◆ Problem requirements:
Reproduce each line of the records below word for word, in the same order, with no changes.

===== Records for this exercise

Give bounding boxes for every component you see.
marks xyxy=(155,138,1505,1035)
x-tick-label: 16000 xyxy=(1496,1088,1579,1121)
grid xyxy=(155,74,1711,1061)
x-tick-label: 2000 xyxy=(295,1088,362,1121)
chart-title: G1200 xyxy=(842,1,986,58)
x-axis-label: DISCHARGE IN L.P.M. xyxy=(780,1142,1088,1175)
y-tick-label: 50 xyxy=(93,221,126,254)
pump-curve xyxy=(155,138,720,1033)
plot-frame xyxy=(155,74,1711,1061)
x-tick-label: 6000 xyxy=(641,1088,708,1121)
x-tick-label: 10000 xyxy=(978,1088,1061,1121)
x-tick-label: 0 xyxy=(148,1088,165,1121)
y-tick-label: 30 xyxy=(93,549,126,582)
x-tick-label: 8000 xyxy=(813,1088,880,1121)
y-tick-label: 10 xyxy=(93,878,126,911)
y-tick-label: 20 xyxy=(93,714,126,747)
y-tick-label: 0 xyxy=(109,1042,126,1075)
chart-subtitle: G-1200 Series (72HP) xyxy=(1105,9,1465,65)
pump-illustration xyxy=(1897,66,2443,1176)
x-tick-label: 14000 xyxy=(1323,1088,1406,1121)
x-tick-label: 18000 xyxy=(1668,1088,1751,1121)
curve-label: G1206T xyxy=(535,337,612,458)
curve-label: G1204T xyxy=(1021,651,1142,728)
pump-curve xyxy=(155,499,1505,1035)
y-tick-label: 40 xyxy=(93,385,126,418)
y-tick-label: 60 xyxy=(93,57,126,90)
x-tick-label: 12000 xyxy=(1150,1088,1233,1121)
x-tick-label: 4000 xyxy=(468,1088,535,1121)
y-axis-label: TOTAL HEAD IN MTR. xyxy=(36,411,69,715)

==========

◆ Problem solution:
Give bounding boxes for every component you see.
marks xyxy=(155,138,1505,1035)
x-tick-label: 16000 xyxy=(1496,1088,1579,1121)
grid xyxy=(155,74,1711,1061)
x-tick-label: 2000 xyxy=(295,1088,362,1121)
chart-title: G1200 xyxy=(842,1,986,58)
x-axis-label: DISCHARGE IN L.P.M. xyxy=(780,1142,1088,1175)
y-tick-label: 50 xyxy=(93,221,126,254)
pump-curve xyxy=(155,138,720,1033)
plot-frame xyxy=(155,74,1711,1061)
x-tick-label: 6000 xyxy=(641,1088,708,1121)
x-tick-label: 10000 xyxy=(978,1088,1061,1121)
x-tick-label: 0 xyxy=(148,1088,165,1121)
y-tick-label: 30 xyxy=(93,549,126,582)
x-tick-label: 8000 xyxy=(813,1088,880,1121)
y-tick-label: 10 xyxy=(93,878,126,911)
y-tick-label: 20 xyxy=(93,714,126,747)
y-tick-label: 0 xyxy=(109,1042,126,1075)
chart-subtitle: G-1200 Series (72HP) xyxy=(1105,9,1465,65)
pump-illustration xyxy=(1897,66,2443,1176)
x-tick-label: 14000 xyxy=(1323,1088,1406,1121)
x-tick-label: 18000 xyxy=(1668,1088,1751,1121)
curve-label: G1206T xyxy=(535,337,612,458)
curve-label: G1204T xyxy=(1021,651,1142,728)
pump-curve xyxy=(155,499,1505,1035)
y-tick-label: 40 xyxy=(93,385,126,418)
y-tick-label: 60 xyxy=(93,57,126,90)
x-tick-label: 12000 xyxy=(1150,1088,1233,1121)
x-tick-label: 4000 xyxy=(468,1088,535,1121)
y-axis-label: TOTAL HEAD IN MTR. xyxy=(36,411,69,715)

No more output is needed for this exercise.